◆ TASK ◆
Return every record verbatim.

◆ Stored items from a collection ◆
-- Begin --

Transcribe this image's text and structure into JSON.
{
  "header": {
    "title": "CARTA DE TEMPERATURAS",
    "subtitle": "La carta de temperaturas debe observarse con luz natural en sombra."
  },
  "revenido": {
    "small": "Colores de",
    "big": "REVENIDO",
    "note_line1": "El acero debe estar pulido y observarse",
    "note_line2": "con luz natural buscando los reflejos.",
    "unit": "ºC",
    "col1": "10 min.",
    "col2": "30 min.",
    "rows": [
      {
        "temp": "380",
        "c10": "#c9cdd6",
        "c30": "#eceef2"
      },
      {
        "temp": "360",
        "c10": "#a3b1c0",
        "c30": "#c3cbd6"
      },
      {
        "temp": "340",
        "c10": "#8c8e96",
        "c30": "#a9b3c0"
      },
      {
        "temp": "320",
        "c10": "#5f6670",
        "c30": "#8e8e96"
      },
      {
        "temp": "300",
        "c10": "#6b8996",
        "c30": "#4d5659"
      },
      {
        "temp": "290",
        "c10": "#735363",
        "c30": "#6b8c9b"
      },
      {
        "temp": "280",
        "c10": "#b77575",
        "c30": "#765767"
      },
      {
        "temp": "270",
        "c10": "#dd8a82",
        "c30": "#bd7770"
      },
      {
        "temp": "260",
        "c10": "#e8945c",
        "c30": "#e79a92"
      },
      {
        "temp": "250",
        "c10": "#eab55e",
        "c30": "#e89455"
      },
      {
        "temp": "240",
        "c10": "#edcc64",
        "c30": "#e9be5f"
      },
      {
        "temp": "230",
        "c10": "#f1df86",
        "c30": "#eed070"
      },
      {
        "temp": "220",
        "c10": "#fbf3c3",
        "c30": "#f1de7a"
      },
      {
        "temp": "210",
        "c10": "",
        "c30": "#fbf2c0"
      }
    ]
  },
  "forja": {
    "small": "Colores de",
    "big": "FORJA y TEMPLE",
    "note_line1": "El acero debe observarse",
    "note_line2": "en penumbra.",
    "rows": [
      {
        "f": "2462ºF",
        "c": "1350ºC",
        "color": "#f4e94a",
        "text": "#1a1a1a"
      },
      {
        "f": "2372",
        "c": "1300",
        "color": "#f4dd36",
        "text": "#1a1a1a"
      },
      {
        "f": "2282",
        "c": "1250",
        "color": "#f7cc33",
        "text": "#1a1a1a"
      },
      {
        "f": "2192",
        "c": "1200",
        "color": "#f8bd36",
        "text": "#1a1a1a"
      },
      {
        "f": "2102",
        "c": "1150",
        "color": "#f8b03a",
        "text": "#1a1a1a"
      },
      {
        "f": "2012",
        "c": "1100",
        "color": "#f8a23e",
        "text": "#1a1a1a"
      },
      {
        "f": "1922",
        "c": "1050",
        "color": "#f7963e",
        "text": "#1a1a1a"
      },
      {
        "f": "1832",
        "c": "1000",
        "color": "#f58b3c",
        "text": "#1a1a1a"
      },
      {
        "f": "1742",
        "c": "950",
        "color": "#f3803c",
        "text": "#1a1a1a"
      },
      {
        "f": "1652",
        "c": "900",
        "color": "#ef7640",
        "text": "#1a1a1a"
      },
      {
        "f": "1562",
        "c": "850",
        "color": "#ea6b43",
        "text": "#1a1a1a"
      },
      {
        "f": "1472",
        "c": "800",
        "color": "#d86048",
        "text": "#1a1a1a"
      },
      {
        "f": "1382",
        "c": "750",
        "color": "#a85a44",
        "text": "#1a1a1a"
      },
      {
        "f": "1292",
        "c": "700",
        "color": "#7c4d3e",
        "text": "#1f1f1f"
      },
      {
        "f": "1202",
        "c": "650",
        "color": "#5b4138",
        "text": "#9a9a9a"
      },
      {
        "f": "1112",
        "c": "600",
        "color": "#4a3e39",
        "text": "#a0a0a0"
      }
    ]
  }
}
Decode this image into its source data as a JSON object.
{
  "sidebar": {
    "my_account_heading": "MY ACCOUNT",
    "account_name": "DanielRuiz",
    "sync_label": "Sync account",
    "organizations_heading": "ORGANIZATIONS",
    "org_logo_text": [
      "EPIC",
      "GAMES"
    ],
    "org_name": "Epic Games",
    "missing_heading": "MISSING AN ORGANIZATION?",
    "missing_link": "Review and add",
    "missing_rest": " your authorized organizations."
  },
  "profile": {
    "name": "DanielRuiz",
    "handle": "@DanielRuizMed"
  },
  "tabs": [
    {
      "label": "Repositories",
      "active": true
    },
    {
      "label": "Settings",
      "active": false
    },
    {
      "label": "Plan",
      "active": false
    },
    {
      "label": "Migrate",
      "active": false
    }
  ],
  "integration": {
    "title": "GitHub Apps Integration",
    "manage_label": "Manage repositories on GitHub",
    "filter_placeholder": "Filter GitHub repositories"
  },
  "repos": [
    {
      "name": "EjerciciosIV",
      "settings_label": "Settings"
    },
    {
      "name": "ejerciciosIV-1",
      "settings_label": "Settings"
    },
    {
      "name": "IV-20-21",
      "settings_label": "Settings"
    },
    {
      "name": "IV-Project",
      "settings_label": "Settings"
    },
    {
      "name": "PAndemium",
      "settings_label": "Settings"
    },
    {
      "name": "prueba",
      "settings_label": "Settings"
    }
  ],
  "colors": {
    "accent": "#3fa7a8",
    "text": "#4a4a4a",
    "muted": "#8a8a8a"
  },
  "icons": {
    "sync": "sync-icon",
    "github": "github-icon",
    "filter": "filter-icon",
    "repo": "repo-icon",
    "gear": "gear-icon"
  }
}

-- End --

◆ RESPONSE ◆
Transcribe this image's text and structure into JSON.
{
  "header": {
    "title": "CARTA DE TEMPERATURAS",
    "subtitle": "La carta de temperaturas debe observarse con luz natural en sombra."
  },
  "revenido": {
    "small": "Colores de",
    "big": "REVENIDO",
    "note_line1": "El acero debe estar pulido y observarse",
    "note_line2": "con luz natural buscando los reflejos.",
    "unit": "ºC",
    "col1": "10 min.",
    "col2": "30 min.",
    "rows": [
      {
        "temp": "380",
        "c10": "#c9cdd6",
        "c30": "#eceef2"
      },
      {
        "temp": "360",
        "c10": "#a3b1c0",
        "c30": "#c3cbd6"
      },
      {
        "temp": "340",
        "c10": "#8c8e96",
        "c30": "#a9b3c0"
      },
      {
        "temp": "320",
        "c10": "#5f6670",
        "c30": "#8e8e96"
      },
      {
        "temp": "300",
        "c10": "#6b8996",
        "c30": "#4d5659"
      },
      {
        "temp": "290",
        "c10": "#735363",
        "c30": "#6b8c9b"
      },
      {
        "temp": "280",
        "c10": "#b77575",
        "c30": "#765767"
      },
      {
        "temp": "270",
        "c10": "#dd8a82",
        "c30": "#bd7770"
      },
      {
        "temp": "260",
        "c10": "#e8945c",
        "c30": "#e79a92"
      },
      {
        "temp": "250",
        "c10": "#eab55e",
        "c30": "#e89455"
      },
      {
        "temp": "240",
        "c10": "#edcc64",
        "c30": "#e9be5f"
      },
      {
        "temp": "230",
        "c10": "#f1df86",
        "c30": "#eed070"
      },
      {
        "temp": "220",
        "c10": "#fbf3c3",
        "c30": "#f1de7a"
      },
      {
        "temp": "210",
        "c10": "",
        "c30": "#fbf2c0"
      }
    ]
  },
  "forja": {
    "small": "Colores de",
    "big": "FORJA y TEMPLE",
    "note_line1": "El acero debe observarse",
    "note_line2": "en penumbra.",
    "rows": [
      {
        "f": "2462ºF",
        "c": "1350ºC",
        "color": "#f4e94a",
        "text": "#1a1a1a"
      },
      {
        "f": "2372",
        "c": "1300",
        "color": "#f4dd36",
        "text": "#1a1a1a"
      },
      {
        "f": "2282",
        "c": "1250",
        "color": "#f7cc33",
        "text": "#1a1a1a"
      },
      {
        "f": "2192",
        "c": "1200",
        "color": "#f8bd36",
        "text": "#1a1a1a"
      },
      {
        "f": "2102",
        "c": "1150",
        "color": "#f8b03a",
        "text": "#1a1a1a"
      },
      {
        "f": "2012",
        "c": "1100",
        "color": "#f8a23e",
        "text": "#1a1a1a"
      },
      {
        "f": "1922",
        "c": "1050",
        "color": "#f7963e",
        "text": "#1a1a1a"
      },
      {
        "f": "1832",
        "c": "1000",
        "color": "#f58b3c",
        "text": "#1a1a1a"
      },
      {
        "f": "1742",
        "c": "950",
        "color": "#f3803c",
        "text": "#1a1a1a"
      },
      {
        "f": "1652",
        "c": "900",
        "color": "#ef7640",
        "text": "#1a1a1a"
      },
      {
        "f": "1562",
        "c": "850",
        "color": "#ea6b43",
        "text": "#1a1a1a"
      },
      {
        "f": "1472",
        "c": "800",
        "color": "#d86048",
        "text": "#1a1a1a"
      },
      {
        "f": "1382",
        "c": "750",
        "color": "#a85a44",
        "text": "#1a1a1a"
      },
      {
        "f": "1292",
        "c": "700",
        "color": "#7c4d3e",
        "text": "#1f1f1f"
      },
      {
        "f": "1202",
        "c": "650",
        "color": "#5b4138",
        "text": "#9a9a9a"
      },
      {
        "f": "1112",
        "c": "600",
        "color": "#4a3e39",
        "text": "#a0a0a0"
      }
    ]
  }
}
Decode this image into its source data as a JSON object.
{
  "sidebar": {
    "my_account_heading": "MY ACCOUNT",
    "account_name": "DanielRuiz",
    "sync_label": "Sync account",
    "organizations_heading": "ORGANIZATIONS",
    "org_logo_text": [
      "EPIC",
      "GAMES"
    ],
    "org_name": "Epic Games",
    "missing_heading": "MISSING AN ORGANIZATION?",
    "missing_link": "Review and add",
    "missing_rest": " your authorized organizations."
  },
  "profile": {
    "name": "DanielRuiz",
    "handle": "@DanielRuizMed"
  },
  "tabs": [
    {
      "label": "Repositories",
      "active": true
    },
    {
      "label": "Settings",
      "active": false
    },
    {
      "label": "Plan",
      "active": false
    },
    {
      "label": "Migrate",
      "active": false
    }
  ],
  "integration": {
    "title": "GitHub Apps Integration",
    "manage_label": "Manage repositories on GitHub",
    "filter_placeholder": "Filter GitHub repositories"
  },
  "repos": [
    {
      "name": "EjerciciosIV",
      "settings_label": "Settings"
    },
    {
      "name": "ejerciciosIV-1",
      "settings_label": "Settings"
    },
    {
      "name": "IV-20-21",
      "settings_label": "Settings"
    },
    {
      "name": "IV-Project",
      "settings_label": "Settings"
    },
    {
      "name": "PAndemium",
      "settings_label": "Settings"
    },
    {
      "name": "prueba",
      "settings_label": "Settings"
    }
  ],
  "colors": {
    "accent": "#3fa7a8",
    "text": "#4a4a4a",
    "muted": "#8a8a8a"
  },
  "icons": {
    "sync": "sync-icon",
    "github": "github-icon",
    "filter": "filter-icon",
    "repo": "repo-icon",
    "gear": "gear-icon"
  }
}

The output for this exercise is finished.